## Problem description
Duplicate the items from their first line through the line containing "reaction-c1: (c) $Ba(N_3)_2$", including both ends, keeping every character unchanged.

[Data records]
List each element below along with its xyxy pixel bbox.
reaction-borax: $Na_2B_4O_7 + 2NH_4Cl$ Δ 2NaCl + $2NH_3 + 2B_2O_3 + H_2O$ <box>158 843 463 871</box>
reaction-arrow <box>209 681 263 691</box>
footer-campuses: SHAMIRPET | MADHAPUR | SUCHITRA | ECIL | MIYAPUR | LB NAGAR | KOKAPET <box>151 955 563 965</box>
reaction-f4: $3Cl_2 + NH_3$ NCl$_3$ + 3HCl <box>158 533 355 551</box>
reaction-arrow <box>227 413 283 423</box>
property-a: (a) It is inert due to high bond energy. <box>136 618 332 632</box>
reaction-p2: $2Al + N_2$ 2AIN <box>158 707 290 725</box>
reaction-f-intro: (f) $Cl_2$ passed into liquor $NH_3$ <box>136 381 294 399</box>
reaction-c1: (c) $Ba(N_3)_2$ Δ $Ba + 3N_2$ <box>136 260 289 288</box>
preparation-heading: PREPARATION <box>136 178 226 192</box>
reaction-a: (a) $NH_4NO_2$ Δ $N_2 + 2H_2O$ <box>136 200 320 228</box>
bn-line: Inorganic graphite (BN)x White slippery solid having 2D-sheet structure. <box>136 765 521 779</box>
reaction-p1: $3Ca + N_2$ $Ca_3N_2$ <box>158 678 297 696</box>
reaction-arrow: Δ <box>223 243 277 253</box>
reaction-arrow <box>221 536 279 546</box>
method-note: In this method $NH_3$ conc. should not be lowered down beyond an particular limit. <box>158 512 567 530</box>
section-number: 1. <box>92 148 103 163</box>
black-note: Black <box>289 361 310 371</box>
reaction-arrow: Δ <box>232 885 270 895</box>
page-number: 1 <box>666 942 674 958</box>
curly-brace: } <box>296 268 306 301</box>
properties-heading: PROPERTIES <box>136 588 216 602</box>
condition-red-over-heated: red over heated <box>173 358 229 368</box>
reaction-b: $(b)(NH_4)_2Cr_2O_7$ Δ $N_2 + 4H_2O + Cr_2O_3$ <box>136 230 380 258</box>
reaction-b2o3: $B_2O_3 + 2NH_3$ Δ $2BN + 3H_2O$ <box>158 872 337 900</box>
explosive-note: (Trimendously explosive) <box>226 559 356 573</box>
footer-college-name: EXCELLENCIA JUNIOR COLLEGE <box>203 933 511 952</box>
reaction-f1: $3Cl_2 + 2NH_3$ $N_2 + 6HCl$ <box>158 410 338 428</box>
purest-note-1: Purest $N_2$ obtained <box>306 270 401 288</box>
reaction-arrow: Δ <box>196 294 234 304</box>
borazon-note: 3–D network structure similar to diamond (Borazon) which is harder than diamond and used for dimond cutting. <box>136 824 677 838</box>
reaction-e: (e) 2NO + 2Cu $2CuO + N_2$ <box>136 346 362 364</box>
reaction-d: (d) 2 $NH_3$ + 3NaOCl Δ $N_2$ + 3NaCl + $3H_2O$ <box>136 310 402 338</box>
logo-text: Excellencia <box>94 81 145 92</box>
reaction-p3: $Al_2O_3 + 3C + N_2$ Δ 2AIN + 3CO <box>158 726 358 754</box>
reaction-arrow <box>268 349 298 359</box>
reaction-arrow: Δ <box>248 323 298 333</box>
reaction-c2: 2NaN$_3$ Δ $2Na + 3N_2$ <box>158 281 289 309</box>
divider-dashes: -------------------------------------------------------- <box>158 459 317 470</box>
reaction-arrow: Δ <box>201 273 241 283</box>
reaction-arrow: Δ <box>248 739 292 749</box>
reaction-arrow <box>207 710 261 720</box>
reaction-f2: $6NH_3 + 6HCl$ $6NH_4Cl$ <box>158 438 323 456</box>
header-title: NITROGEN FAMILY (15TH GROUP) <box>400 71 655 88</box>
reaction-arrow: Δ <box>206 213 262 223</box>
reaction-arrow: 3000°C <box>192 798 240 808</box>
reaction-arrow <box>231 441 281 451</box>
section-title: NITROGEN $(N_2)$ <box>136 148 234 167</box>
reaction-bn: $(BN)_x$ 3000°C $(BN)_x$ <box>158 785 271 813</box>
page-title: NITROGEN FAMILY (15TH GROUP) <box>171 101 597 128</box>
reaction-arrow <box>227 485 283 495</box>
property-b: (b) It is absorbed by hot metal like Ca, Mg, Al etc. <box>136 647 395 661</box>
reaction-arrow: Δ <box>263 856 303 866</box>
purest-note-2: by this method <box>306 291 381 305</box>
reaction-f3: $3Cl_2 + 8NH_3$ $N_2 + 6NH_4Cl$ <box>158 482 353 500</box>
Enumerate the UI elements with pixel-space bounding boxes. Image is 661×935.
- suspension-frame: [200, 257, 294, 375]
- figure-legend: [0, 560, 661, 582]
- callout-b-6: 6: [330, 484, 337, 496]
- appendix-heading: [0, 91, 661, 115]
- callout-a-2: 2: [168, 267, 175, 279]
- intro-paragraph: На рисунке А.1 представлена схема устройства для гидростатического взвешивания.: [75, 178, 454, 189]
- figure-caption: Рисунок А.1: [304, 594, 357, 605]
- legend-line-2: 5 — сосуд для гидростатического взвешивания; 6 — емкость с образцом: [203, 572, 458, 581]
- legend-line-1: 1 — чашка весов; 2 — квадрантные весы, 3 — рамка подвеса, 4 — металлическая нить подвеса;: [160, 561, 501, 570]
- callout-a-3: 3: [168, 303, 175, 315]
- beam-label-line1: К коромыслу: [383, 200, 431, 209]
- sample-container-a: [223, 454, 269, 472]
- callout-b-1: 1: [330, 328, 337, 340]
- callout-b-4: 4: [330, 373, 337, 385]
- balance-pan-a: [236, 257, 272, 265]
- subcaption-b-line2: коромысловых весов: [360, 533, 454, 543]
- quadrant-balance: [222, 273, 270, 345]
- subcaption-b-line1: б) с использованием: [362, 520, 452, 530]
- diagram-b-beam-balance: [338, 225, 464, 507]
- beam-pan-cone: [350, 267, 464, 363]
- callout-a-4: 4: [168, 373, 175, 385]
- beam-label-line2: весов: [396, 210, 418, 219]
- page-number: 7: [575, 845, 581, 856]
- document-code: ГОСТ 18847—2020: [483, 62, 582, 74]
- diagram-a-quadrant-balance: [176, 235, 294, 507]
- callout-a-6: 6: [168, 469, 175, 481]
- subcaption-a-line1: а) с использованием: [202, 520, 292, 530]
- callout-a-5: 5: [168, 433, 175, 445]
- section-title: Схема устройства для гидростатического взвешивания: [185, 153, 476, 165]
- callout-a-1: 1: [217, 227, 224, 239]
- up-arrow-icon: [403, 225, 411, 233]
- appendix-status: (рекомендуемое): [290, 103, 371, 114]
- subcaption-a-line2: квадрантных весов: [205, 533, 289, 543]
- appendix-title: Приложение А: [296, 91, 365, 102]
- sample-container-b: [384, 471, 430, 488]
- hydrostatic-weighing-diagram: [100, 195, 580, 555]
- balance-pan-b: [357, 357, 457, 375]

## Exercise solution
List each element below along with its xyxy pixel bbox.
reaction-borax: $Na_2B_4O_7 + 2NH_4Cl$ Δ 2NaCl + $2NH_3 + 2B_2O_3 + H_2O$ <box>158 843 463 871</box>
reaction-arrow <box>209 681 263 691</box>
footer-campuses: SHAMIRPET | MADHAPUR | SUCHITRA | ECIL | MIYAPUR | LB NAGAR | KOKAPET <box>151 955 563 965</box>
reaction-f4: $3Cl_2 + NH_3$ NCl$_3$ + 3HCl <box>158 533 355 551</box>
reaction-arrow <box>227 413 283 423</box>
property-a: (a) It is inert due to high bond energy. <box>136 618 332 632</box>
reaction-p2: $2Al + N_2$ 2AIN <box>158 707 290 725</box>
reaction-f-intro: (f) $Cl_2$ passed into liquor $NH_3$ <box>136 381 294 399</box>
reaction-c1: (c) $Ba(N_3)_2$ Δ $Ba + 3N_2$ <box>136 260 289 288</box>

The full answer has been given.